- Written task 1:
Please return, copied in full, every line of the records that contains the string "name".

:: Selected excerpt

Anonymous Anonymous said...

One of the reasons why most American crime fiction is so bad is that many new writers believe there is a formula – a set of rules – that produces best-sellers. This leads to monastic study of successful works and the typing of poor and lifeless reproductions. Talk of rules for writing crime only encourages the untalented.

October 02, 2006  
Blogger AaronX9 said...

Perhaps "rules" is the wrong word. But all genre fiction must adhere to certain conventions -- that's what makes it a genre.

And believe me, the rules ... er, conventions, can't be ignored if you want to sell anything. It's fine to depart from any particular few, but depart from them all and you'll remain unpublished.

To sell, you must understand what sells.

October 02, 2006  
Anonymous Anonymous said...

::::
:: Task input

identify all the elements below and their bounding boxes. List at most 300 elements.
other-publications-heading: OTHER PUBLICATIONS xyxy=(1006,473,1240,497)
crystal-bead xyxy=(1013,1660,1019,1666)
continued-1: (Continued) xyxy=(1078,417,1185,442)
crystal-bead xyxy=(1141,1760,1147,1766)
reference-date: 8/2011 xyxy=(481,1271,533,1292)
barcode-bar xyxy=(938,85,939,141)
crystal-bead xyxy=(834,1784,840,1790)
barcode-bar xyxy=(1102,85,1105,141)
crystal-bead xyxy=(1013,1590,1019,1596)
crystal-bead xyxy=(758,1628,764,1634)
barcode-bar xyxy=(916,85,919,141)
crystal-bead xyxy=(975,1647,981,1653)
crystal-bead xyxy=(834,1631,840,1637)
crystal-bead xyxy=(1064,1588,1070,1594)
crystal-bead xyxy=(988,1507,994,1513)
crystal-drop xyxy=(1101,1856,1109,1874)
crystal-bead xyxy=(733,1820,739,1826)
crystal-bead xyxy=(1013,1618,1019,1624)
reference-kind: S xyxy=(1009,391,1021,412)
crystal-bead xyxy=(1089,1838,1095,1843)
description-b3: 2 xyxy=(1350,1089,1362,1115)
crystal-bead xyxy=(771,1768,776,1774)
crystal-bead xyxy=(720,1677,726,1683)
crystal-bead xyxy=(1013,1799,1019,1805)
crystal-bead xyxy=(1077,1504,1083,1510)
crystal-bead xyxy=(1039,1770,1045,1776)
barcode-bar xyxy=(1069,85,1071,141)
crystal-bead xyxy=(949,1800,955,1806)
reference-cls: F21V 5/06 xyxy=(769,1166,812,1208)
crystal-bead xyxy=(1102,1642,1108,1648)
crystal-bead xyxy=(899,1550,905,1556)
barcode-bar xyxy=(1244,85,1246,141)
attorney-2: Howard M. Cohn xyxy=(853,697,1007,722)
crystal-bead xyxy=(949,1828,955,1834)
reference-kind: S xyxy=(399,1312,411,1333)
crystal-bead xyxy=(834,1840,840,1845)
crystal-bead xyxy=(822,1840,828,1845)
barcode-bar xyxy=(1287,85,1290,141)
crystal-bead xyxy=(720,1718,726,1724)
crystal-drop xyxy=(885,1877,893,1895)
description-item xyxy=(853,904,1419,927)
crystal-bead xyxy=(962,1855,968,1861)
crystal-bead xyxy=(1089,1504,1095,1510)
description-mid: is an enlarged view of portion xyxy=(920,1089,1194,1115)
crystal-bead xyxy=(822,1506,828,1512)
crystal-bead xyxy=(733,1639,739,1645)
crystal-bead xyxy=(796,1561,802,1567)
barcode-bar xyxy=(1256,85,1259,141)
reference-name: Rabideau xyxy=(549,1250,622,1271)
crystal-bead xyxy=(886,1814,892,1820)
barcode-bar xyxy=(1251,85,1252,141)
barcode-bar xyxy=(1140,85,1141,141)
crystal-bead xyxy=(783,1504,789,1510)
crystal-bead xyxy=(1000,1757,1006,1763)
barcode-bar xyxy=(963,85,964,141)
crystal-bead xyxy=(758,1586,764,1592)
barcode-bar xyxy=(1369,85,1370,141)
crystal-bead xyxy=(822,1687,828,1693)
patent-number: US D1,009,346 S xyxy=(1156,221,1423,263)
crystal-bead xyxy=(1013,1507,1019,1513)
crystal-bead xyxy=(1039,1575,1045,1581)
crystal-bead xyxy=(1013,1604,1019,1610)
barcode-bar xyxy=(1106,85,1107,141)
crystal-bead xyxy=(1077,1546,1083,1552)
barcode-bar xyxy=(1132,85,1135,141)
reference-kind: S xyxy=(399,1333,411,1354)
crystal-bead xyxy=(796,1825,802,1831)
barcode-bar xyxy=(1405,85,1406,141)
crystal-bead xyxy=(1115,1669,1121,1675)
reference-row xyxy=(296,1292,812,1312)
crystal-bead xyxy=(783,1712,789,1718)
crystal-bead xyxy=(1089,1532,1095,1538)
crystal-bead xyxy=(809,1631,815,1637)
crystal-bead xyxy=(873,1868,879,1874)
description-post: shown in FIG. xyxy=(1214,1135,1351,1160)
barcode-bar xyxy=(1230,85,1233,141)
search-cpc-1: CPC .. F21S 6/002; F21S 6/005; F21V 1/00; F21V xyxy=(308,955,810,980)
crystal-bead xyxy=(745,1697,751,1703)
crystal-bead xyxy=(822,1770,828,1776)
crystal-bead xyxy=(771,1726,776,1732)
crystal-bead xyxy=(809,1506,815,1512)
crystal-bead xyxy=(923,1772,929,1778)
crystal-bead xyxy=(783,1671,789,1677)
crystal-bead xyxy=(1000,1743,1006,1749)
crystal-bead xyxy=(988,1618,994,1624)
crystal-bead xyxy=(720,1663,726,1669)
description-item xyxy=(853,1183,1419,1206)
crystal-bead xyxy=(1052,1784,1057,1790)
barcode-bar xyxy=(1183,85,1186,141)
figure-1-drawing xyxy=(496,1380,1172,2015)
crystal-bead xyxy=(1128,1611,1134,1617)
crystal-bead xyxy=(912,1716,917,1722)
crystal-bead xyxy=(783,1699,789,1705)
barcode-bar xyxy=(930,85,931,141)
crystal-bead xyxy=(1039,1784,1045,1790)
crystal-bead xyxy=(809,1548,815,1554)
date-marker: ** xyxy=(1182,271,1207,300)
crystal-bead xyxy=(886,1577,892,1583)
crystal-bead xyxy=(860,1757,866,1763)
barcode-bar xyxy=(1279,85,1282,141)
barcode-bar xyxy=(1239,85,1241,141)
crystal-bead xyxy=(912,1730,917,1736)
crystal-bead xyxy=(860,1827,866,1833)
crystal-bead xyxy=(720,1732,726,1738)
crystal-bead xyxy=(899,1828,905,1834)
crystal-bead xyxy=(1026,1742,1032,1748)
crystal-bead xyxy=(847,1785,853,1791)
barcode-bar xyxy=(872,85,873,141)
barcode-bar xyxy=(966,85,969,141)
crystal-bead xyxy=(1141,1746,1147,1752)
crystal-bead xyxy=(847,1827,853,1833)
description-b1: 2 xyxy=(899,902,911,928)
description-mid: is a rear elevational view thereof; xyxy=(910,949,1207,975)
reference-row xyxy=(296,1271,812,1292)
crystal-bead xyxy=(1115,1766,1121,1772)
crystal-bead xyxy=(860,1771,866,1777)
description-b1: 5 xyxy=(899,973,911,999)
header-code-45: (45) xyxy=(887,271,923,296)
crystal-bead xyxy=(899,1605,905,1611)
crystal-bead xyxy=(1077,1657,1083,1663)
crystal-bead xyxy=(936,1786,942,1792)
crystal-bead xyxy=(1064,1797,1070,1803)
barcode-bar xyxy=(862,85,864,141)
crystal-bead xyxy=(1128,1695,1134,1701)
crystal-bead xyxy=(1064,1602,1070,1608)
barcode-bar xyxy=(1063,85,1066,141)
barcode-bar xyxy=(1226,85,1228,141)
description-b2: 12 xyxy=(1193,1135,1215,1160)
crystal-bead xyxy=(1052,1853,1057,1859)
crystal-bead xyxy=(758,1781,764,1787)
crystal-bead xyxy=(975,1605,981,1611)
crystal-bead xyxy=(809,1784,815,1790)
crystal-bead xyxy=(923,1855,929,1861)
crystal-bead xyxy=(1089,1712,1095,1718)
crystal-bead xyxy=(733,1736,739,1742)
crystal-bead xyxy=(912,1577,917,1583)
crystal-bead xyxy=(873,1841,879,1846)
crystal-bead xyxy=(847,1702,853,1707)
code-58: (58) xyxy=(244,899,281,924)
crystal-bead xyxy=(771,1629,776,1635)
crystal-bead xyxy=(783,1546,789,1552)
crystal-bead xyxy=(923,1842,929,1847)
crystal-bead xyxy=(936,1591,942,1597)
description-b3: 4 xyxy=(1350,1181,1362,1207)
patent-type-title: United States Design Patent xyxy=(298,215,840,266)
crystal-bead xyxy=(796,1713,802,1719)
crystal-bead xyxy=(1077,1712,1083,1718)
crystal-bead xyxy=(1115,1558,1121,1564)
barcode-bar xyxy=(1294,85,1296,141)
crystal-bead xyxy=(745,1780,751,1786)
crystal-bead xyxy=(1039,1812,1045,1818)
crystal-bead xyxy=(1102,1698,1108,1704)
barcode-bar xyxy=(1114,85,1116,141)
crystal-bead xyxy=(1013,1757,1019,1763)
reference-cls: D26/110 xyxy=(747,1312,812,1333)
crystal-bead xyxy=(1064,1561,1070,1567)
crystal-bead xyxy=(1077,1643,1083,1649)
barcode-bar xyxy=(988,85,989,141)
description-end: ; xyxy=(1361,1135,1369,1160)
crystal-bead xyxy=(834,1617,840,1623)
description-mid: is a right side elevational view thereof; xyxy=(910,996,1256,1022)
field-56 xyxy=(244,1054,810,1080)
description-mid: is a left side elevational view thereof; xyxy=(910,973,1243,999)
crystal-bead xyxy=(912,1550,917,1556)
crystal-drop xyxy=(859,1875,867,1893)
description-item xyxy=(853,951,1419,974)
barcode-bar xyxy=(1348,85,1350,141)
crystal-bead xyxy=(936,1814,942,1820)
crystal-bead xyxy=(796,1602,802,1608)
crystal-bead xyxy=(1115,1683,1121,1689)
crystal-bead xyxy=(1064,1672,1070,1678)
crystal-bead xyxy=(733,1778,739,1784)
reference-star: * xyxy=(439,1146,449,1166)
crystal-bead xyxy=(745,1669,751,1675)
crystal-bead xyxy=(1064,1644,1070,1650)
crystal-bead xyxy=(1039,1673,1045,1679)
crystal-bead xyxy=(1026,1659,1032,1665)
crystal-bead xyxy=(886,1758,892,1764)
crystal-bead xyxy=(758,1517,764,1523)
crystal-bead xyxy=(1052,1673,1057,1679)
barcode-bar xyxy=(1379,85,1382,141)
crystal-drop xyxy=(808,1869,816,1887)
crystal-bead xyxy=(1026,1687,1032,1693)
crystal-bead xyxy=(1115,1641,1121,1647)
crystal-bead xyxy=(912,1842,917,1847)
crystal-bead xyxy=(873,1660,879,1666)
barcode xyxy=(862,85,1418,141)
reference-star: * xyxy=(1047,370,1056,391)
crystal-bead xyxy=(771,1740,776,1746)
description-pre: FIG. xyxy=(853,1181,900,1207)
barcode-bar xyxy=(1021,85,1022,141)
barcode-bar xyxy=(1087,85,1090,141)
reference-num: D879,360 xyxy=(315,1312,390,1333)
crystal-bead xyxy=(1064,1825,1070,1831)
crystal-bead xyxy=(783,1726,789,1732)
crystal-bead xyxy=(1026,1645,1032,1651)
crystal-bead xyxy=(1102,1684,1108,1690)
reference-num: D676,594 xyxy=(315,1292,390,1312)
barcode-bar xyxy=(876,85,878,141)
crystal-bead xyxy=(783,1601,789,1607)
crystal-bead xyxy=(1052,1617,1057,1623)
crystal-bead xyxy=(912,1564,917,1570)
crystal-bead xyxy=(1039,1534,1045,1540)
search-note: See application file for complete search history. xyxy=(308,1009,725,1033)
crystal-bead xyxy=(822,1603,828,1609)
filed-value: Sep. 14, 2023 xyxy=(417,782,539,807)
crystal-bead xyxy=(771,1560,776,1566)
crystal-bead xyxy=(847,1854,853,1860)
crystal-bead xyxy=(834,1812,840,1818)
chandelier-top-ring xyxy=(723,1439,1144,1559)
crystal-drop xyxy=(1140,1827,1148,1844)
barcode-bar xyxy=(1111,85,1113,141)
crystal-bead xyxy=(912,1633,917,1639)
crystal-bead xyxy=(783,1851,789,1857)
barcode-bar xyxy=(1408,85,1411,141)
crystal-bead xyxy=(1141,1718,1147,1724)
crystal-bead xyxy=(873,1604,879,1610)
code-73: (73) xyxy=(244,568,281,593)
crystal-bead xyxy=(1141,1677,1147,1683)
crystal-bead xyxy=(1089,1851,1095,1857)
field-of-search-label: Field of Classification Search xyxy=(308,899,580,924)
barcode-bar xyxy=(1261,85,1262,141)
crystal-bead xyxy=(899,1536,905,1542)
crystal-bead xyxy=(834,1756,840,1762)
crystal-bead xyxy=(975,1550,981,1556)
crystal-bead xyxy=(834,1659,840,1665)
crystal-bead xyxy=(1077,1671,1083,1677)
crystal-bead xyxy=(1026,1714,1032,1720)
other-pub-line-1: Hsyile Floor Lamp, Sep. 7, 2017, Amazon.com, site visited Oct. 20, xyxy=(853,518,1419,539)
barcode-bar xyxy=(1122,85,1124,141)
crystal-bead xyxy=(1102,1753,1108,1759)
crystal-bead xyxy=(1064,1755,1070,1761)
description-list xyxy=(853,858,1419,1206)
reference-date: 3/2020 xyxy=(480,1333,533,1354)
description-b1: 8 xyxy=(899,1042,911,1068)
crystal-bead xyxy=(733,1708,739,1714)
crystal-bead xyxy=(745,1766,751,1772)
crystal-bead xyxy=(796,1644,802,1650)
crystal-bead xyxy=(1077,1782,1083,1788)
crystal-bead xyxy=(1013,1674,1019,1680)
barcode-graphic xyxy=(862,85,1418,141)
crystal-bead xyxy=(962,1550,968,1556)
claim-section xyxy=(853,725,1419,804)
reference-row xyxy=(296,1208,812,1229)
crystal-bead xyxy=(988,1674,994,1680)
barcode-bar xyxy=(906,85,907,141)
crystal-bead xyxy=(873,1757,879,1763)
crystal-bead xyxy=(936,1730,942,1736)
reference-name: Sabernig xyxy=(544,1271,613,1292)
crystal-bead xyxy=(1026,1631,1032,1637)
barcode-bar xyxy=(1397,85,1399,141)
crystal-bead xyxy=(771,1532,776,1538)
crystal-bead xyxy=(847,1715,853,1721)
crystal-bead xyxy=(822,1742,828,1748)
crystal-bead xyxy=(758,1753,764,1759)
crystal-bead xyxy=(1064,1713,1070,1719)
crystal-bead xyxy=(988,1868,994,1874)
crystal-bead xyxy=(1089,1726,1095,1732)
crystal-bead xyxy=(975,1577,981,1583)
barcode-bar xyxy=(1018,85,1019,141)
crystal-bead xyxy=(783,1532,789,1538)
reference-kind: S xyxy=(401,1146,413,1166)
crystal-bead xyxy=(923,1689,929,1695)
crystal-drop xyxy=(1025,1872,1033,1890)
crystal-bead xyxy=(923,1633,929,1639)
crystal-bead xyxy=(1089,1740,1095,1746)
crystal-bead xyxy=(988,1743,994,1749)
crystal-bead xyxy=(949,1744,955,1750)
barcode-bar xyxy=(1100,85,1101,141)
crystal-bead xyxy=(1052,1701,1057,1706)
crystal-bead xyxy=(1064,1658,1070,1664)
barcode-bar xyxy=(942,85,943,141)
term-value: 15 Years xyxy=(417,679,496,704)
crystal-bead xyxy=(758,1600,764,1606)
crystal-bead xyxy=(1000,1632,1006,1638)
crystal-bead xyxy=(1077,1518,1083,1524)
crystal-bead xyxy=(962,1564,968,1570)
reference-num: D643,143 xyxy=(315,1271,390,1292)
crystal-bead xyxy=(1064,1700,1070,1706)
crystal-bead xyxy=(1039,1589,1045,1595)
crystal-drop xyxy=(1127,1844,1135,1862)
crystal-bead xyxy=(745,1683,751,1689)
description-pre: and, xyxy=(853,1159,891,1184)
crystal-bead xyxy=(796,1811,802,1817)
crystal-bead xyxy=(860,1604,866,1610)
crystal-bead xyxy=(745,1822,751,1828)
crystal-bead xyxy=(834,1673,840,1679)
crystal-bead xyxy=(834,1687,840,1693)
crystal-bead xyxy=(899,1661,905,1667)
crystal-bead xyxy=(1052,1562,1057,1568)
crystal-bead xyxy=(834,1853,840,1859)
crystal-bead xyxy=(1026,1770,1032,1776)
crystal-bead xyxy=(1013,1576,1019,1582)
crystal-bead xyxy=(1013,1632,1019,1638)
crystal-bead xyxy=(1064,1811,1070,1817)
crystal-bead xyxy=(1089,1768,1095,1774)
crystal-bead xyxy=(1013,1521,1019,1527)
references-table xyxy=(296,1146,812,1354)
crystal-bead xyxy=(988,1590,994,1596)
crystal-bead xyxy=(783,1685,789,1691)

::::

- Written task 2:
According to the comments on crime fiction, what happens to writers who depart from all of the genre's conventions?

- Written reply 1:
reference-name: Rabideau xyxy=(549,1250,622,1271)
reference-name: Sabernig xyxy=(544,1271,613,1292)

- Written reply 2:
They remain unpublished.